◆ **Work to do**
Count how many lines contain the word "Bitcoin". Please give only the number.

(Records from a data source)
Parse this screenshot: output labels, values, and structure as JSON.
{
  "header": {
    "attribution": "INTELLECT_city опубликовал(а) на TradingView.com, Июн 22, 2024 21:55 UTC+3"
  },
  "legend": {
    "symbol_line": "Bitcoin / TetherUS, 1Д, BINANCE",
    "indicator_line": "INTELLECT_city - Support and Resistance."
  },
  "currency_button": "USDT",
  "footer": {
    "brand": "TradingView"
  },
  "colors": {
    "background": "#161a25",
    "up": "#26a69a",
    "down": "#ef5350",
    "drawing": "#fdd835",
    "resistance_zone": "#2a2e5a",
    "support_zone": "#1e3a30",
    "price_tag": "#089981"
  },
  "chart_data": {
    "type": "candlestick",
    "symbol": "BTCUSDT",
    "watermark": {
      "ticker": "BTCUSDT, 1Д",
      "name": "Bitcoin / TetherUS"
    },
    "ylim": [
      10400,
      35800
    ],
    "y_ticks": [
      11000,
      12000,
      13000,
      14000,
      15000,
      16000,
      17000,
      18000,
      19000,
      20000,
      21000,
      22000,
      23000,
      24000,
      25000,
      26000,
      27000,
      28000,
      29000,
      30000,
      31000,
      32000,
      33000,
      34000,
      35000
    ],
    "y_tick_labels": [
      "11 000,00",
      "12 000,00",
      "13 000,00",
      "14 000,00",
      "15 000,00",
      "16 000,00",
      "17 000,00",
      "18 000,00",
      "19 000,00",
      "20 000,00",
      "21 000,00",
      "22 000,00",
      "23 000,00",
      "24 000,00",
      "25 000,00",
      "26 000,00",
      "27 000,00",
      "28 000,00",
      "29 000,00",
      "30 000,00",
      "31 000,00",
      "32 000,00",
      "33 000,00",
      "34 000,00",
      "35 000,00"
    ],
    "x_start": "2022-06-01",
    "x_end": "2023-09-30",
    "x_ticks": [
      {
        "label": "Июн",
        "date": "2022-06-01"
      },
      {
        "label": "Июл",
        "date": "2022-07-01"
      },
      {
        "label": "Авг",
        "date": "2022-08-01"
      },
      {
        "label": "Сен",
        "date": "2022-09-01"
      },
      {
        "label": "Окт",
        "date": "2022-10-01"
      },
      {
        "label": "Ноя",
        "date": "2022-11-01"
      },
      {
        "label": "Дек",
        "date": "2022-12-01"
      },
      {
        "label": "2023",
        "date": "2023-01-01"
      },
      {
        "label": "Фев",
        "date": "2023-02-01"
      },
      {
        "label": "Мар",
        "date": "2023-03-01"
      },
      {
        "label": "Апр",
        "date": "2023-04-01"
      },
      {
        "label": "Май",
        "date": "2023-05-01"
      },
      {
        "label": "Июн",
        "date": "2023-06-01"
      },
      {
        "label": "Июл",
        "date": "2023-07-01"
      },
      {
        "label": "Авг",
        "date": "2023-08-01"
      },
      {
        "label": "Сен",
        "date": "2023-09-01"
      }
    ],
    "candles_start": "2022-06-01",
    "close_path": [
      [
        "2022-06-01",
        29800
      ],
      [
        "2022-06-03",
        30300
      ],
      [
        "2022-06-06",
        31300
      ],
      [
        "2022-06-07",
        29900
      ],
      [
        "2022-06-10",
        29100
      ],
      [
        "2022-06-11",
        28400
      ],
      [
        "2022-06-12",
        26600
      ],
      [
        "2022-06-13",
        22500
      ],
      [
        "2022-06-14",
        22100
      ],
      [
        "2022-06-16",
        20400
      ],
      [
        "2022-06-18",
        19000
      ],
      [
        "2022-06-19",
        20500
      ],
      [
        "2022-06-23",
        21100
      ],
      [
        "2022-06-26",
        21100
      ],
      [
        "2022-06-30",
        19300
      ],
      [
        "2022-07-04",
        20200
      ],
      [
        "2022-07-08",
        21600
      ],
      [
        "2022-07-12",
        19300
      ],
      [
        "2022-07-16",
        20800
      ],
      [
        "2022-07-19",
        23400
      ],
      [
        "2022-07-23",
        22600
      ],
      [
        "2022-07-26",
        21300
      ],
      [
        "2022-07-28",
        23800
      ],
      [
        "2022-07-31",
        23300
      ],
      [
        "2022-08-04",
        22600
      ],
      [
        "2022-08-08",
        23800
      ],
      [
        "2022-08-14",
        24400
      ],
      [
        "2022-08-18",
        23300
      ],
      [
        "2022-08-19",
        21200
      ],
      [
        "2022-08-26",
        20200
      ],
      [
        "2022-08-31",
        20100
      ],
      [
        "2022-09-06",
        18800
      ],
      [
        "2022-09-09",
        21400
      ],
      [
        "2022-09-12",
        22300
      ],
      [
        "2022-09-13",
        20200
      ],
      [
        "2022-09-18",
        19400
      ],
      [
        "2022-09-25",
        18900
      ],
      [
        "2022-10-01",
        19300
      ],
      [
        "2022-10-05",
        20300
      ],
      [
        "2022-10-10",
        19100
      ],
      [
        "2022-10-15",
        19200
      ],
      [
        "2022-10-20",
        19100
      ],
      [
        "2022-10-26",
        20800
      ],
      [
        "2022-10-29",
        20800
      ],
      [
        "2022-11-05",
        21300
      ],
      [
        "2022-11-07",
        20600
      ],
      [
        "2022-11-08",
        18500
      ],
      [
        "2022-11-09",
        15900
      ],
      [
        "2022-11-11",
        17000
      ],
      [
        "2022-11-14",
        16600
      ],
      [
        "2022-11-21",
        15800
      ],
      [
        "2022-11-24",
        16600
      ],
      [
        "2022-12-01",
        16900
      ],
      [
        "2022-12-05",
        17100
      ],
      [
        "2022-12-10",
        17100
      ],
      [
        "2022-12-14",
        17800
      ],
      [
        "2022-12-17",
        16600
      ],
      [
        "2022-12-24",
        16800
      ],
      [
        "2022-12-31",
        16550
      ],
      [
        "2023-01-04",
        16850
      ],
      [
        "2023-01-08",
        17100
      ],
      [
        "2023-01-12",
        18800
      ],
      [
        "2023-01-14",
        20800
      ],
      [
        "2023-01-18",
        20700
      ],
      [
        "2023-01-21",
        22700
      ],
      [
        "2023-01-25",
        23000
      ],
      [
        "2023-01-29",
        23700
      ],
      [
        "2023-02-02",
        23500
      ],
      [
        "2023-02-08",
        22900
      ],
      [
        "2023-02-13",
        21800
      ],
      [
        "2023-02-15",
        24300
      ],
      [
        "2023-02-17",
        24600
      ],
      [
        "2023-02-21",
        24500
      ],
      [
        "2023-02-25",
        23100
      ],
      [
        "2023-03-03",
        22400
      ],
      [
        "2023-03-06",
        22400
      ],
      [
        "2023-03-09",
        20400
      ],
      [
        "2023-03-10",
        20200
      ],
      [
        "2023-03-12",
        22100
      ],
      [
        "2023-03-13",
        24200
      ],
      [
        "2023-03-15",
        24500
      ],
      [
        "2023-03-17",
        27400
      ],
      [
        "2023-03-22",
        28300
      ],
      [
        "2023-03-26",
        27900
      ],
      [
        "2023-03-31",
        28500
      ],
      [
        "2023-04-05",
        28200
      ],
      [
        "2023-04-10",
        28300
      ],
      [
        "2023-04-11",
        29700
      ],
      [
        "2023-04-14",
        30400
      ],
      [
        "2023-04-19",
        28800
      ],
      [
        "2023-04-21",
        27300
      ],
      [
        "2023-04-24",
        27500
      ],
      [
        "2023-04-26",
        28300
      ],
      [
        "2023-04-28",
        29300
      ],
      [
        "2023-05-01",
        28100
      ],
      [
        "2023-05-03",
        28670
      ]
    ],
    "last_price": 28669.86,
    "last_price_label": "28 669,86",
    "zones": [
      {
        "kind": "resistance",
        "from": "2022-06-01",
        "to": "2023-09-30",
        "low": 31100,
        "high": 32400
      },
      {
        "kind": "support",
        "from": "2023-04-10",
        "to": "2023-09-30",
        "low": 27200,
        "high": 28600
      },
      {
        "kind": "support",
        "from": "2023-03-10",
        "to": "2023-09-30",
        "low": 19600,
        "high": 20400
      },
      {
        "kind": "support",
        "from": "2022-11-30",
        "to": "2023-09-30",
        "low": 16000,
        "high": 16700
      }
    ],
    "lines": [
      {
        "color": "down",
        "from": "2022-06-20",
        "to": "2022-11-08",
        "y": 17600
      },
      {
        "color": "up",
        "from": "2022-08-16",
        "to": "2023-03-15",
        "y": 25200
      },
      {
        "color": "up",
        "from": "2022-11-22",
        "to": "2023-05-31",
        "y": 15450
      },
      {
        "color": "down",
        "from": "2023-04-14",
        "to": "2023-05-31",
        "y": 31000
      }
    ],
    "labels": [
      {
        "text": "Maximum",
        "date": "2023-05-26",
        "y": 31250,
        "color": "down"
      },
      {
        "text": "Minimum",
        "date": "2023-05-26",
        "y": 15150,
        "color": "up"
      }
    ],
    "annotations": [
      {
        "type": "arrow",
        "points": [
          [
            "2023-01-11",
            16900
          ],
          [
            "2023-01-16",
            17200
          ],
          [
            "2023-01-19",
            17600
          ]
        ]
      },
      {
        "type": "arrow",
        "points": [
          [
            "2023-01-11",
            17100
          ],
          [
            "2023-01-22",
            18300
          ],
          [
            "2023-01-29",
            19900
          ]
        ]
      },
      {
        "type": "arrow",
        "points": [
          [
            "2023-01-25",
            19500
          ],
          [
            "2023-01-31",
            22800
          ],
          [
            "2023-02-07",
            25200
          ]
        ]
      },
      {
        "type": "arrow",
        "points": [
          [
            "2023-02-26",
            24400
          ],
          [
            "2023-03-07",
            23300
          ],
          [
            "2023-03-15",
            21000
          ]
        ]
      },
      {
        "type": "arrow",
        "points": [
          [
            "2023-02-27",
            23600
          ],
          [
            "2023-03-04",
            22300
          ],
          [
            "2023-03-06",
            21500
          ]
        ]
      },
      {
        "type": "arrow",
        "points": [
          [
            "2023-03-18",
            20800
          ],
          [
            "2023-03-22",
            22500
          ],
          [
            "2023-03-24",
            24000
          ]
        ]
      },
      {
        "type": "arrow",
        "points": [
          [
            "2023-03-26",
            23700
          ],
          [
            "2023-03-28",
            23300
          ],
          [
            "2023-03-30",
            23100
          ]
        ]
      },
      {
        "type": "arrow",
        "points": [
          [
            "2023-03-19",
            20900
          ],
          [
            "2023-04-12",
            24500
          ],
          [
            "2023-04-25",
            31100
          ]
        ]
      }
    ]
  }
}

◆ **Output of the exercise**
2